» **Exercise directions**
Count the lines below that contain the word "JSON" and give only that number.
================================
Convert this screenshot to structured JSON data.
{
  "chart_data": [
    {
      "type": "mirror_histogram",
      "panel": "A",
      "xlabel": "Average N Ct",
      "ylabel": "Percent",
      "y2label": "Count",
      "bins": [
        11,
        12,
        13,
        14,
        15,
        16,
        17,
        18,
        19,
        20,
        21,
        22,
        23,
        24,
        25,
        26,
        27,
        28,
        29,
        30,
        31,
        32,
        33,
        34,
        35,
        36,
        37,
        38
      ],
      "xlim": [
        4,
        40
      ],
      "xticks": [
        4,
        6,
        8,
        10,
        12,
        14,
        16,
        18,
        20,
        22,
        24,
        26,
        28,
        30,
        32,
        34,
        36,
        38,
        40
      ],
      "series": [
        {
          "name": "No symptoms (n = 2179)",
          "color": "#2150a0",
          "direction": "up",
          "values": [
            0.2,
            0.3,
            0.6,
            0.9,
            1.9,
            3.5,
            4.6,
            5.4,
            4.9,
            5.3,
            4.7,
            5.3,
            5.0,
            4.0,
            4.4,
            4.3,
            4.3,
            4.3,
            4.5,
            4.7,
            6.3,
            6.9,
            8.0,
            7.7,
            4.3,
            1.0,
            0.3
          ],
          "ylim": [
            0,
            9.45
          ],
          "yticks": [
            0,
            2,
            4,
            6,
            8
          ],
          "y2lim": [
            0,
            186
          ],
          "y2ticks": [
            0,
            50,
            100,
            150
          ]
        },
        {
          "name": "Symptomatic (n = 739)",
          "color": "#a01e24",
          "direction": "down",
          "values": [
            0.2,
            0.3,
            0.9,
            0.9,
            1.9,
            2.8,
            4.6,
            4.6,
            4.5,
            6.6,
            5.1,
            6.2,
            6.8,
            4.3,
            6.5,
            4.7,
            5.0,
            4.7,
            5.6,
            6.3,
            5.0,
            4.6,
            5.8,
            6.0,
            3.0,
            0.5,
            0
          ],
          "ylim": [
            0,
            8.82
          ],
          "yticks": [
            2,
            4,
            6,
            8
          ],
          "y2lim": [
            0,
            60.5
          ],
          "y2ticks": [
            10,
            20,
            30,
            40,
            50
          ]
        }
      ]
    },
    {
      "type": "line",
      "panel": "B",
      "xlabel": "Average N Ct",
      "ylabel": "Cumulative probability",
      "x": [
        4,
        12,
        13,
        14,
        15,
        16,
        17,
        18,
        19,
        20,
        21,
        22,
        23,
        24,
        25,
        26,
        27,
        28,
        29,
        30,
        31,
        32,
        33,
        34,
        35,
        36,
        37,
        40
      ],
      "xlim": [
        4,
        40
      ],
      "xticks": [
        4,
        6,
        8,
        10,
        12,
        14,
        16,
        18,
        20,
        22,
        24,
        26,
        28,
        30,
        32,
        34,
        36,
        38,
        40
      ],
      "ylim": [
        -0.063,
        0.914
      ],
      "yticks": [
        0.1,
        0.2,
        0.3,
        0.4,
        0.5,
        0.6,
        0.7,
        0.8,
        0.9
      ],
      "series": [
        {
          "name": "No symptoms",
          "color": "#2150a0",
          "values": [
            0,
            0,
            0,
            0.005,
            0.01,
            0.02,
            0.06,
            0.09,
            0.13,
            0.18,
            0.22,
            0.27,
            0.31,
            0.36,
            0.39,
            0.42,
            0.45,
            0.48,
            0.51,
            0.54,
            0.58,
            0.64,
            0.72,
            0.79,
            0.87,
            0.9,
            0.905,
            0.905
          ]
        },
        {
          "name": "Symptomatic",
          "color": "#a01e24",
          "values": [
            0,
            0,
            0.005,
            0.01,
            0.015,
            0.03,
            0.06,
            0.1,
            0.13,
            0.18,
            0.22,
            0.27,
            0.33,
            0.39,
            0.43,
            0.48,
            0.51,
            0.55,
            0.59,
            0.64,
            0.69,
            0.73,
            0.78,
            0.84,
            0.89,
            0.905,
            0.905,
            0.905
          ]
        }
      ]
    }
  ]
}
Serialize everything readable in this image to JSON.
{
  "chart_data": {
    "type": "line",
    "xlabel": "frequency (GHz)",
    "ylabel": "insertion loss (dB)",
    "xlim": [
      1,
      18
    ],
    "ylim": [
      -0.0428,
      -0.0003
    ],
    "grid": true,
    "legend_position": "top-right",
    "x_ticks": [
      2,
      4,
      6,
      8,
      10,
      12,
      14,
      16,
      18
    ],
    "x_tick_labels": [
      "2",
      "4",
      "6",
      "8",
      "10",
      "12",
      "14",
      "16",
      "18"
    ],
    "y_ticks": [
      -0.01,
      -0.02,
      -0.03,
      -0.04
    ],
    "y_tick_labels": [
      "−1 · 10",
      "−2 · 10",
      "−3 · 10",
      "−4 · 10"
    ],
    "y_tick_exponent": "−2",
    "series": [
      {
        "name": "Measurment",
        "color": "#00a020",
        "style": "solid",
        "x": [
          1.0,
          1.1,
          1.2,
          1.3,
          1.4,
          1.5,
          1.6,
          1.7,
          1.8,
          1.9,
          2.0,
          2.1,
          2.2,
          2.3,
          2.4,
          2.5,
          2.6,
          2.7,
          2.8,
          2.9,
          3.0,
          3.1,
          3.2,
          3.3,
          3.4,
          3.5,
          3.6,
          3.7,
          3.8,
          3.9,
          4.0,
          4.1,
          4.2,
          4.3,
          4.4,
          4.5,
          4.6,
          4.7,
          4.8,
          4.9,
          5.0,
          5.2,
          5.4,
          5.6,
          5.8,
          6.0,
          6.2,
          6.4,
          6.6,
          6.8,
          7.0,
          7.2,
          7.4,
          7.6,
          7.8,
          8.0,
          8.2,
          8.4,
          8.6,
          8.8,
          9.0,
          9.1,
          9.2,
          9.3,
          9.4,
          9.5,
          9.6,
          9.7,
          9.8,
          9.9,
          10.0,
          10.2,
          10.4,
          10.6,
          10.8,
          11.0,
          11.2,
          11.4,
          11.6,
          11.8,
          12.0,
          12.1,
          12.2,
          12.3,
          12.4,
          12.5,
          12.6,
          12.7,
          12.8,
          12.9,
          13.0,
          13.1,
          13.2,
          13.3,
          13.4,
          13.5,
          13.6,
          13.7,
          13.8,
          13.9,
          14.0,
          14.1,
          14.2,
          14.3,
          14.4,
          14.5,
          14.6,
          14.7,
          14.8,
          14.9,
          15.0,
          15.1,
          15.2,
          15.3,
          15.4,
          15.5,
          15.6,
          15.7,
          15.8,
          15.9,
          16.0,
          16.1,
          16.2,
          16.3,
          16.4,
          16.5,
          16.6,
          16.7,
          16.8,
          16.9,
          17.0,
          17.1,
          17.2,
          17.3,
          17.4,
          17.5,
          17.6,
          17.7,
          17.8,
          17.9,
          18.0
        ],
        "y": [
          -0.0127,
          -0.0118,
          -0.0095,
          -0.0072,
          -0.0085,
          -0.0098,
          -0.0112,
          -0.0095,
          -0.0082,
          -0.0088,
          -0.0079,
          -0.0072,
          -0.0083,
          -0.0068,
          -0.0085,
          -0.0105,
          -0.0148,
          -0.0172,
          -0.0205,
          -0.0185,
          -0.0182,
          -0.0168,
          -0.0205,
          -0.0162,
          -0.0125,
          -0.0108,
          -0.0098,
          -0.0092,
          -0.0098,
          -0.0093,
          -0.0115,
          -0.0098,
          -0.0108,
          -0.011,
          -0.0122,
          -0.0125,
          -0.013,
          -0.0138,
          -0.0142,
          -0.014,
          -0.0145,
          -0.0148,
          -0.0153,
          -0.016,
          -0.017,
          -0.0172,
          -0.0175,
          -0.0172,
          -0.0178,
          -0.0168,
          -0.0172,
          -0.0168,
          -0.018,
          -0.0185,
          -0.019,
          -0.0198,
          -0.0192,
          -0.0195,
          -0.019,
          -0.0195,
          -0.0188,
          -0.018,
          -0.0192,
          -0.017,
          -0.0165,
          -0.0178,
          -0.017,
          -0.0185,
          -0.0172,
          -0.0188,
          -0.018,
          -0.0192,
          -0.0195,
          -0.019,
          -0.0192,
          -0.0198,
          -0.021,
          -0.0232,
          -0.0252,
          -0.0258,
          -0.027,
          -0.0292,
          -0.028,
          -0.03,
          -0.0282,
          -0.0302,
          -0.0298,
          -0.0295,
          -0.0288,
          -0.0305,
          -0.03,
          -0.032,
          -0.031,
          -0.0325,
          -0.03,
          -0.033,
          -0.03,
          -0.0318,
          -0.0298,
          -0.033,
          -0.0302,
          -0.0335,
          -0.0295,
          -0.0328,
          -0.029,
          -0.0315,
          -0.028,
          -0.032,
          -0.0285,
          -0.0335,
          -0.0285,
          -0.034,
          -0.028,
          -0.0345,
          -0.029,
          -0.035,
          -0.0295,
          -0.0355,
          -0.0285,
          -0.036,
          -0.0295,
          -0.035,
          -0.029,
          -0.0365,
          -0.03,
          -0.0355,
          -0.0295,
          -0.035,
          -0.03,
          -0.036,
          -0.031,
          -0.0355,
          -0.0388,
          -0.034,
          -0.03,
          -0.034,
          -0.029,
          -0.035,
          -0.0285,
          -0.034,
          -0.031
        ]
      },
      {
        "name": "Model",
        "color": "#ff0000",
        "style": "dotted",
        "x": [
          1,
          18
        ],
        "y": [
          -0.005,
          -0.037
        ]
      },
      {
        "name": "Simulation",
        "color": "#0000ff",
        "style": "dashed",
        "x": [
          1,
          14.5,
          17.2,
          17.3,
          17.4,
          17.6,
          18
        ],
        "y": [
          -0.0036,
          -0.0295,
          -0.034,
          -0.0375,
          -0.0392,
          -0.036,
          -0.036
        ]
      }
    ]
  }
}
================================
» **Worked solution**
2